Print the full listing exactly.

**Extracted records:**
==================================================

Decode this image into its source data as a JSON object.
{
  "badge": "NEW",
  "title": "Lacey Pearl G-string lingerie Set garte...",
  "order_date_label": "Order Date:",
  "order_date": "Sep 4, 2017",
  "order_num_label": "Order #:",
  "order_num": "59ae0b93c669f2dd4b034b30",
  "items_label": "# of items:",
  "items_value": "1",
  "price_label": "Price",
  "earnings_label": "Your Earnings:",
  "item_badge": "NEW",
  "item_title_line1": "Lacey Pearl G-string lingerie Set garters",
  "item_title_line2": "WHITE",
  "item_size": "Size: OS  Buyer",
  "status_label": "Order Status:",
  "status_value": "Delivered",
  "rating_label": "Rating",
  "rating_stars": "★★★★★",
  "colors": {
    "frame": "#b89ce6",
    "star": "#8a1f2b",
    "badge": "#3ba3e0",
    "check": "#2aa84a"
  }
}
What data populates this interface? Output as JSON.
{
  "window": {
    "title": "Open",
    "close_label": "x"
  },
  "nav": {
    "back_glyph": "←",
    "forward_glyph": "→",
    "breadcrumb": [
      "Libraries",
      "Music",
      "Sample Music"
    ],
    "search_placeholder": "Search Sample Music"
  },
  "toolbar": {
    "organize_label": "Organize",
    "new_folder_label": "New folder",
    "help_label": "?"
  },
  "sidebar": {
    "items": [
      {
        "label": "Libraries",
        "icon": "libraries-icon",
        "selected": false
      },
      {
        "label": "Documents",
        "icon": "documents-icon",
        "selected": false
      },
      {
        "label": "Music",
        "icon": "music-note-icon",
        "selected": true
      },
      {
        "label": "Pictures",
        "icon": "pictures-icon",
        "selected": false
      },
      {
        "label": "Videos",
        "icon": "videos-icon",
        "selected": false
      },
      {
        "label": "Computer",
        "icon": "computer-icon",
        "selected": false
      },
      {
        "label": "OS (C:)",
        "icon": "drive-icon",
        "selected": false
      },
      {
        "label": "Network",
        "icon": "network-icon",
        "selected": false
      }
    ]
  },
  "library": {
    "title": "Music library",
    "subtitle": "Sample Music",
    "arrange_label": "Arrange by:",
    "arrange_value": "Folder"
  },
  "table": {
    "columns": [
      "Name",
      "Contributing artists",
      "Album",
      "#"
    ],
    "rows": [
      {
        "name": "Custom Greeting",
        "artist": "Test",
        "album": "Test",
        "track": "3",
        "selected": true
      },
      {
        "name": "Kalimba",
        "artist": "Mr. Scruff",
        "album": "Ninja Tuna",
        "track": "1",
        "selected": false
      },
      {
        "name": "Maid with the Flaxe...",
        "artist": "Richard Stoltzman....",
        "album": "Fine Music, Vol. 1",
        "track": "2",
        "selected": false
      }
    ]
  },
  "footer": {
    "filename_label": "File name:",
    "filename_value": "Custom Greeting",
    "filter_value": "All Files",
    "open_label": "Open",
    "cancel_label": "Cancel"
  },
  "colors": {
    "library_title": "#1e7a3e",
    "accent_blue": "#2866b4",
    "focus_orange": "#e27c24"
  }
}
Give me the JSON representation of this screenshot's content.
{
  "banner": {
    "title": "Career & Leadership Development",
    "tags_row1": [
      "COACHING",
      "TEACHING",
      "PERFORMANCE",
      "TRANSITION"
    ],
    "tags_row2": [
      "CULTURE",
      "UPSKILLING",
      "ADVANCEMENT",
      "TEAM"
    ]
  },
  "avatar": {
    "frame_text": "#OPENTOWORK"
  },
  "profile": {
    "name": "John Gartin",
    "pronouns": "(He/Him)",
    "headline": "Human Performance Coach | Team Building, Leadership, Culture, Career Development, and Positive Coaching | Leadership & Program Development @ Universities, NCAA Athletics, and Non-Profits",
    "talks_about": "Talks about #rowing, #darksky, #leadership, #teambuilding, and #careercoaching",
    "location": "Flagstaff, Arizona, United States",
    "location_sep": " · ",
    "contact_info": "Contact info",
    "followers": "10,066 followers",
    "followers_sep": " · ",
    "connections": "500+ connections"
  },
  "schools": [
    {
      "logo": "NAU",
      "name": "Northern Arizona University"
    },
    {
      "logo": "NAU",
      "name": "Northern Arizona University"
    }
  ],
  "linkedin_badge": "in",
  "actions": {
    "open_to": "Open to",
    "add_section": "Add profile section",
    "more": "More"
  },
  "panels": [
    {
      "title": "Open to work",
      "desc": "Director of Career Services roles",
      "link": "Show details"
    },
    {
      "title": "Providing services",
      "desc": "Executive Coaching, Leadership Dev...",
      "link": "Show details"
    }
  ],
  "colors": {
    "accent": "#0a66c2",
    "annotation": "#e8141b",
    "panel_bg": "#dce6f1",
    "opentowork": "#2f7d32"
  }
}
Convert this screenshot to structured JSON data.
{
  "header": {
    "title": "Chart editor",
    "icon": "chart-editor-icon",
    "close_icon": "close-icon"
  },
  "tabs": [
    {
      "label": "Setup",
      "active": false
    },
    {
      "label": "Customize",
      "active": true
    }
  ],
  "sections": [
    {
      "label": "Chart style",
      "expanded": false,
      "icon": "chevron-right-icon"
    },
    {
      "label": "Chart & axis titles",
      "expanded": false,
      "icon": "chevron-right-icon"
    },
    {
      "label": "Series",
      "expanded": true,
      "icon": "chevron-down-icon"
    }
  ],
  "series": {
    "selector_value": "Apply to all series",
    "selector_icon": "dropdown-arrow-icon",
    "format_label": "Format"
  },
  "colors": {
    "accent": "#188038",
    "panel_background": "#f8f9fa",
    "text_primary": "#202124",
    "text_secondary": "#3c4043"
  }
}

==================================================

**Exercise solution:**
Decode this image into its source data as a JSON object.
{
  "badge": "NEW",
  "title": "Lacey Pearl G-string lingerie Set garte...",
  "order_date_label": "Order Date:",
  "order_date": "Sep 4, 2017",
  "order_num_label": "Order #:",
  "order_num": "59ae0b93c669f2dd4b034b30",
  "items_label": "# of items:",
  "items_value": "1",
  "price_label": "Price",
  "earnings_label": "Your Earnings:",
  "item_badge": "NEW",
  "item_title_line1": "Lacey Pearl G-string lingerie Set garters",
  "item_title_line2": "WHITE",
  "item_size": "Size: OS  Buyer",
  "status_label": "Order Status:",
  "status_value": "Delivered",
  "rating_label": "Rating",
  "rating_stars": "★★★★★",
  "colors": {
    "frame": "#b89ce6",
    "star": "#8a1f2b",
    "badge": "#3ba3e0",
    "check": "#2aa84a"
  }
}
What data populates this interface? Output as JSON.
{
  "window": {
    "title": "Open",
    "close_label": "x"
  },
  "nav": {
    "back_glyph": "←",
    "forward_glyph": "→",
    "breadcrumb": [
      "Libraries",
      "Music",
      "Sample Music"
    ],
    "search_placeholder": "Search Sample Music"
  },
  "toolbar": {
    "organize_label": "Organize",
    "new_folder_label": "New folder",
    "help_label": "?"
  },
  "sidebar": {
    "items": [
      {
        "label": "Libraries",
        "icon": "libraries-icon",
        "selected": false
      },
      {
        "label": "Documents",
        "icon": "documents-icon",
        "selected": false
      },
      {
        "label": "Music",
        "icon": "music-note-icon",
        "selected": true
      },
      {
        "label": "Pictures",
        "icon": "pictures-icon",
        "selected": false
      },
      {
        "label": "Videos",
        "icon": "videos-icon",
        "selected": false
      },
      {
        "label": "Computer",
        "icon": "computer-icon",
        "selected": false
      },
      {
        "label": "OS (C:)",
        "icon": "drive-icon",
        "selected": false
      },
      {
        "label": "Network",
        "icon": "network-icon",
        "selected": false
      }
    ]
  },
  "library": {
    "title": "Music library",
    "subtitle": "Sample Music",
    "arrange_label": "Arrange by:",
    "arrange_value": "Folder"
  },
  "table": {
    "columns": [
      "Name",
      "Contributing artists",
      "Album",
      "#"
    ],
    "rows": [
      {
        "name": "Custom Greeting",
        "artist": "Test",
        "album": "Test",
        "track": "3",
        "selected": true
      },
      {
        "name": "Kalimba",
        "artist": "Mr. Scruff",
        "album": "Ninja Tuna",
        "track": "1",
        "selected": false
      },
      {
        "name": "Maid with the Flaxe...",
        "artist": "Richard Stoltzman....",
        "album": "Fine Music, Vol. 1",
        "track": "2",
        "selected": false
      }
    ]
  },
  "footer": {
    "filename_label": "File name:",
    "filename_value": "Custom Greeting",
    "filter_value": "All Files",
    "open_label": "Open",
    "cancel_label": "Cancel"
  },
  "colors": {
    "library_title": "#1e7a3e",
    "accent_blue": "#2866b4",
    "focus_orange": "#e27c24"
  }
}
Give me the JSON representation of this screenshot's content.
{
  "banner": {
    "title": "Career & Leadership Development",
    "tags_row1": [
      "COACHING",
      "TEACHING",
      "PERFORMANCE",
      "TRANSITION"
    ],
    "tags_row2": [
      "CULTURE",
      "UPSKILLING",
      "ADVANCEMENT",
      "TEAM"
    ]
  },
  "avatar": {
    "frame_text": "#OPENTOWORK"
  },
  "profile": {
    "name": "John Gartin",
    "pronouns": "(He/Him)",
    "headline": "Human Performance Coach | Team Building, Leadership, Culture, Career Development, and Positive Coaching | Leadership & Program Development @ Universities, NCAA Athletics, and Non-Profits",
    "talks_about": "Talks about #rowing, #darksky, #leadership, #teambuilding, and #careercoaching",
    "location": "Flagstaff, Arizona, United States",
    "location_sep": " · ",
    "contact_info": "Contact info",
    "followers": "10,066 followers",
    "followers_sep": " · ",
    "connections": "500+ connections"
  },
  "schools": [
    {
      "logo": "NAU",
      "name": "Northern Arizona University"
    },
    {
      "logo": "NAU",
      "name": "Northern Arizona University"
    }
  ],
  "linkedin_badge": "in",
  "actions": {
    "open_to": "Open to",
    "add_section": "Add profile section",
    "more": "More"
  },
  "panels": [
    {
      "title": "Open to work",
      "desc": "Director of Career Services roles",
      "link": "Show details"
    },
    {
      "title": "Providing services",
      "desc": "Executive Coaching, Leadership Dev...",
      "link": "Show details"
    }
  ],
  "colors": {
    "accent": "#0a66c2",
    "annotation": "#e8141b",
    "panel_bg": "#dce6f1",
    "opentowork": "#2f7d32"
  }
}
Convert this screenshot to structured JSON data.
{
  "header": {
    "title": "Chart editor",
    "icon": "chart-editor-icon",
    "close_icon": "close-icon"
  },
  "tabs": [
    {
      "label": "Setup",
      "active": false
    },
    {
      "label": "Customize",
      "active": true
    }
  ],
  "sections": [
    {
      "label": "Chart style",
      "expanded": false,
      "icon": "chevron-right-icon"
    },
    {
      "label": "Chart & axis titles",
      "expanded": false,
      "icon": "chevron-right-icon"
    },
    {
      "label": "Series",
      "expanded": true,
      "icon": "chevron-down-icon"
    }
  ],
  "series": {
    "selector_value": "Apply to all series",
    "selector_icon": "dropdown-arrow-icon",
    "format_label": "Format"
  },
  "colors": {
    "accent": "#188038",
    "panel_background": "#f8f9fa",
    "text_primary": "#202124",
    "text_secondary": "#3c4043"
  }
}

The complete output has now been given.